TASK REQUIREMENTS
Reproduce every record below exactly as written, but leave out any pictures.

RECORDED DATA
────
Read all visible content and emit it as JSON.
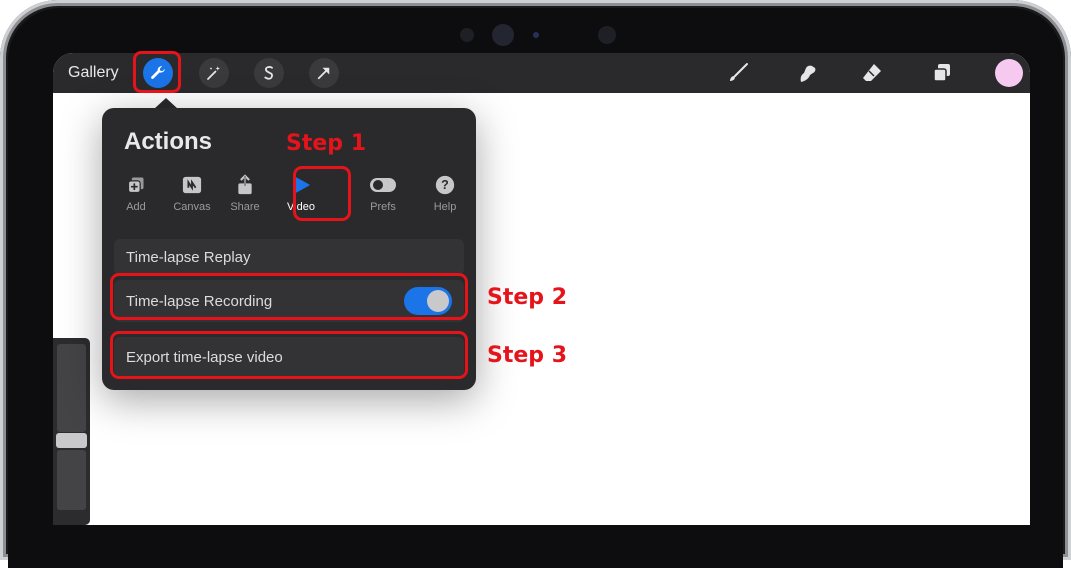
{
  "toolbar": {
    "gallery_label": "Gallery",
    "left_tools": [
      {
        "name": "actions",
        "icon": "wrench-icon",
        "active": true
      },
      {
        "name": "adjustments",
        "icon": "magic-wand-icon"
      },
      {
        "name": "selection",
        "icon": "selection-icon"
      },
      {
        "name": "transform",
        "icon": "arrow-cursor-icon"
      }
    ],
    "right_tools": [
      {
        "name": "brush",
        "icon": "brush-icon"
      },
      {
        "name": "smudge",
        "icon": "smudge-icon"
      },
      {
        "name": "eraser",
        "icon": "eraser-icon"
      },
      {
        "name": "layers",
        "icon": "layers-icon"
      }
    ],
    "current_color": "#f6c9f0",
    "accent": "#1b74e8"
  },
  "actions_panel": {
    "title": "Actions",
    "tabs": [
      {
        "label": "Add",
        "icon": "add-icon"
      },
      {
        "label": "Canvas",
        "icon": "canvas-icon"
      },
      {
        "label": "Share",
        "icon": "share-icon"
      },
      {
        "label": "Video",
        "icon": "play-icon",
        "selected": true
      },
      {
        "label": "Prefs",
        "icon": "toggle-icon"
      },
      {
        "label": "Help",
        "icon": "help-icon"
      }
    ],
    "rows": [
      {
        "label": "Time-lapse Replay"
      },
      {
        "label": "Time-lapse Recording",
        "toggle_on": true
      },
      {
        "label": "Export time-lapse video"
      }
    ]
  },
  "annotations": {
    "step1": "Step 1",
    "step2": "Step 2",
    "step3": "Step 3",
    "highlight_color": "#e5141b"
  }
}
────
COMPLETE ANSWER
Read all visible content and emit it as JSON.
{
  "toolbar": {
    "gallery_label": "Gallery",
    "left_tools": [
      {
        "name": "actions",
        "icon": "wrench-icon",
        "active": true
      },
      {
        "name": "adjustments",
        "icon": "magic-wand-icon"
      },
      {
        "name": "selection",
        "icon": "selection-icon"
      },
      {
        "name": "transform",
        "icon": "arrow-cursor-icon"
      }
    ],
    "right_tools": [
      {
        "name": "brush",
        "icon": "brush-icon"
      },
      {
        "name": "smudge",
        "icon": "smudge-icon"
      },
      {
        "name": "eraser",
        "icon": "eraser-icon"
      },
      {
        "name": "layers",
        "icon": "layers-icon"
      }
    ],
    "current_color": "#f6c9f0",
    "accent": "#1b74e8"
  },
  "actions_panel": {
    "title": "Actions",
    "tabs": [
      {
        "label": "Add",
        "icon": "add-icon"
      },
      {
        "label": "Canvas",
        "icon": "canvas-icon"
      },
      {
        "label": "Share",
        "icon": "share-icon"
      },
      {
        "label": "Video",
        "icon": "play-icon",
        "selected": true
      },
      {
        "label": "Prefs",
        "icon": "toggle-icon"
      },
      {
        "label": "Help",
        "icon": "help-icon"
      }
    ],
    "rows": [
      {
        "label": "Time-lapse Replay"
      },
      {
        "label": "Time-lapse Recording",
        "toggle_on": true
      },
      {
        "label": "Export time-lapse video"
      }
    ]
  },
  "annotations": {
    "step1": "Step 1",
    "step2": "Step 2",
    "step3": "Step 3",
    "highlight_color": "#e5141b"
  }
}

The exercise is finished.